To be done: Pull out every line from the listing that has the word "with".

----------

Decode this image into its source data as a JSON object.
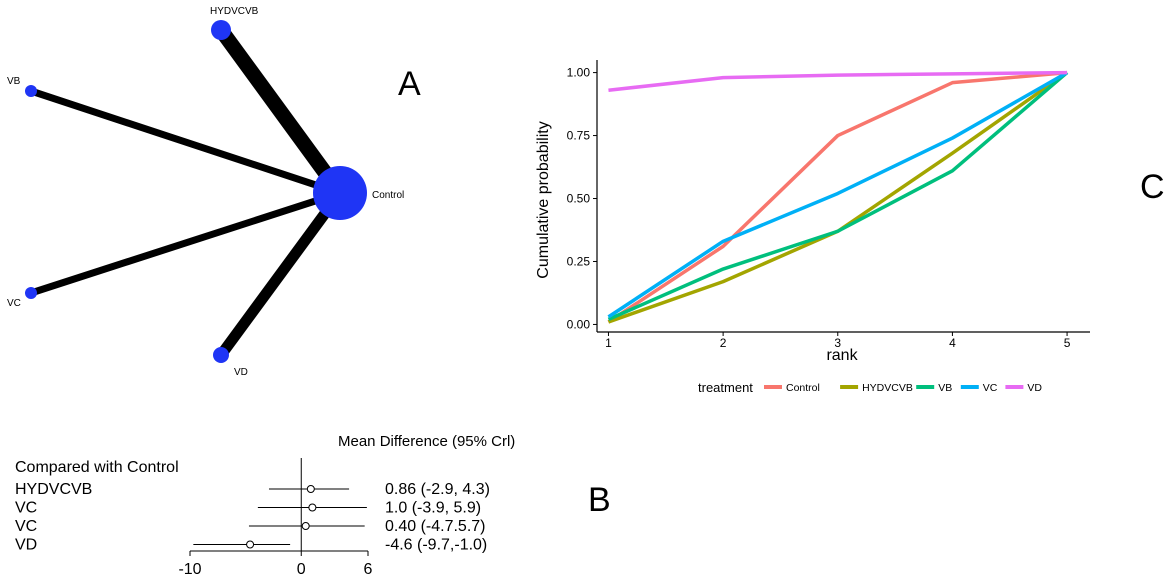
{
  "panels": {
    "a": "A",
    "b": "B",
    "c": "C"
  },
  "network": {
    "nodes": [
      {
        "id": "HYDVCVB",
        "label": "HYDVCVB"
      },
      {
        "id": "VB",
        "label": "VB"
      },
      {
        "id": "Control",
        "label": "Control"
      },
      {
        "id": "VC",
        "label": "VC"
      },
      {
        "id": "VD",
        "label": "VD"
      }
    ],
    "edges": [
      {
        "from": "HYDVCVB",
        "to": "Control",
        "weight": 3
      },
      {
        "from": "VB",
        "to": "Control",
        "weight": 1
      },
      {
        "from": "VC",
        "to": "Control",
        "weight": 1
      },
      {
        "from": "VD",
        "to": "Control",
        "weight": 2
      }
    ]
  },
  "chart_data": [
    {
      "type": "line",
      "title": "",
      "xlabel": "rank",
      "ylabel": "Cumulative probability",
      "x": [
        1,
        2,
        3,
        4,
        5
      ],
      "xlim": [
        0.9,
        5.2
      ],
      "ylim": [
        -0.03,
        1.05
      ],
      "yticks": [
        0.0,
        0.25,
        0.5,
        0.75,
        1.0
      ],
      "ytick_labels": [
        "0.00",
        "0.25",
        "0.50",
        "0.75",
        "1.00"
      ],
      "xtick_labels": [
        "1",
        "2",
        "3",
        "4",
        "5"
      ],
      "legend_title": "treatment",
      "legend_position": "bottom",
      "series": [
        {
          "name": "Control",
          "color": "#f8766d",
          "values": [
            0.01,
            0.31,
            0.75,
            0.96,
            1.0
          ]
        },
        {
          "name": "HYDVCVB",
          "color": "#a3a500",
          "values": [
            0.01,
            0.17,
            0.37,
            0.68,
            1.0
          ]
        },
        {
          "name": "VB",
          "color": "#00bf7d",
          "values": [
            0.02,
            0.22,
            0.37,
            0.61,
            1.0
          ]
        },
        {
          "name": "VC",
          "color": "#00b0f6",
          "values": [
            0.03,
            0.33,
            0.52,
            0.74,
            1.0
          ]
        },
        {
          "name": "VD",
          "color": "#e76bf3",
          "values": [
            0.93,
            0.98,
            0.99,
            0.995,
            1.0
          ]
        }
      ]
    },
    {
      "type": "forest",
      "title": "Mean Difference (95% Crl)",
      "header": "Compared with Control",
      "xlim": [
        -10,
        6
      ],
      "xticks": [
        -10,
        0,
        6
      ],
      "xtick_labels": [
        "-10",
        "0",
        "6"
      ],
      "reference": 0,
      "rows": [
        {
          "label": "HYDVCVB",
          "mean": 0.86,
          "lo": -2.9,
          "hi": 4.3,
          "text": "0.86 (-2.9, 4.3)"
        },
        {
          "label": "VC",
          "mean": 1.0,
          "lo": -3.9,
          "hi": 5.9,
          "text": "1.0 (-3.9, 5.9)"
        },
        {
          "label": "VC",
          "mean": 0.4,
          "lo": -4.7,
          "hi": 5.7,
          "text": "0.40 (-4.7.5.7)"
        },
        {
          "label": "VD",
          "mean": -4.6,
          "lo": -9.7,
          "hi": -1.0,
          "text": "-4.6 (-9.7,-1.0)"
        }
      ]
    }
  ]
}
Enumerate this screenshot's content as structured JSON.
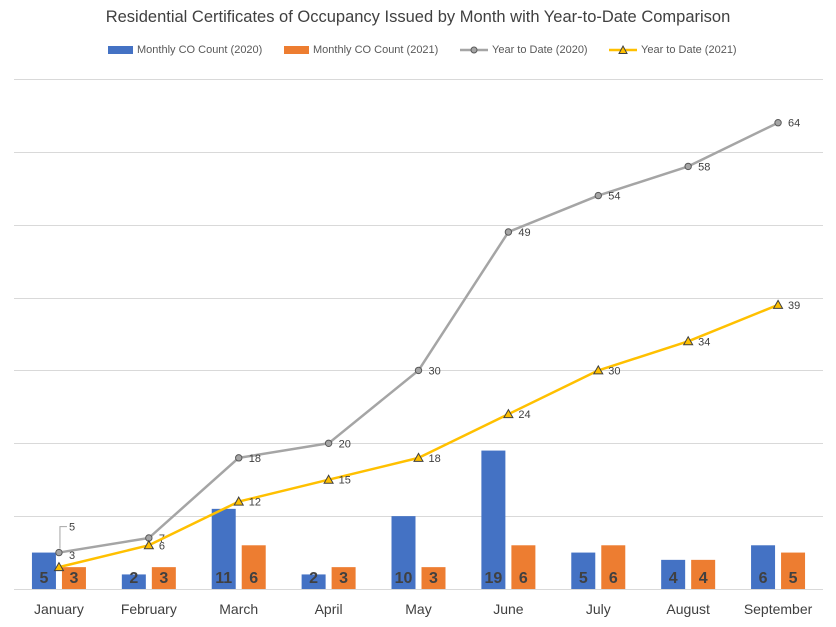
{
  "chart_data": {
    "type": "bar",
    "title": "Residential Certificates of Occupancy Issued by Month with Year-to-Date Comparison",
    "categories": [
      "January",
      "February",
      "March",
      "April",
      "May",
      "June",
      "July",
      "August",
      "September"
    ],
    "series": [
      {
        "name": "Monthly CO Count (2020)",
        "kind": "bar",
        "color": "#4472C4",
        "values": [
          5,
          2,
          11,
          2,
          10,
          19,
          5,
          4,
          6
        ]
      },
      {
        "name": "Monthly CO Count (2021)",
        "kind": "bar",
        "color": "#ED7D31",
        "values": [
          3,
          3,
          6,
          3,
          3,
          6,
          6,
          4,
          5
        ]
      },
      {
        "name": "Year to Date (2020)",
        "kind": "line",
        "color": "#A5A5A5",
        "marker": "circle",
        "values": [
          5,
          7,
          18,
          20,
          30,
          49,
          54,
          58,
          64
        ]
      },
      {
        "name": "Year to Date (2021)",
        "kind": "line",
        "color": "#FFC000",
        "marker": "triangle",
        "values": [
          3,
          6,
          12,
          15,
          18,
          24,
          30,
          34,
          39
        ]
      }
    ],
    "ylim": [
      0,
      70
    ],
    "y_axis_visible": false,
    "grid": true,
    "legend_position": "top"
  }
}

----------

Task result:
      "header": "Compared with Control",
    "title": "Residential Certificates of Occupancy Issued by Month with Year-to-Date Comparison",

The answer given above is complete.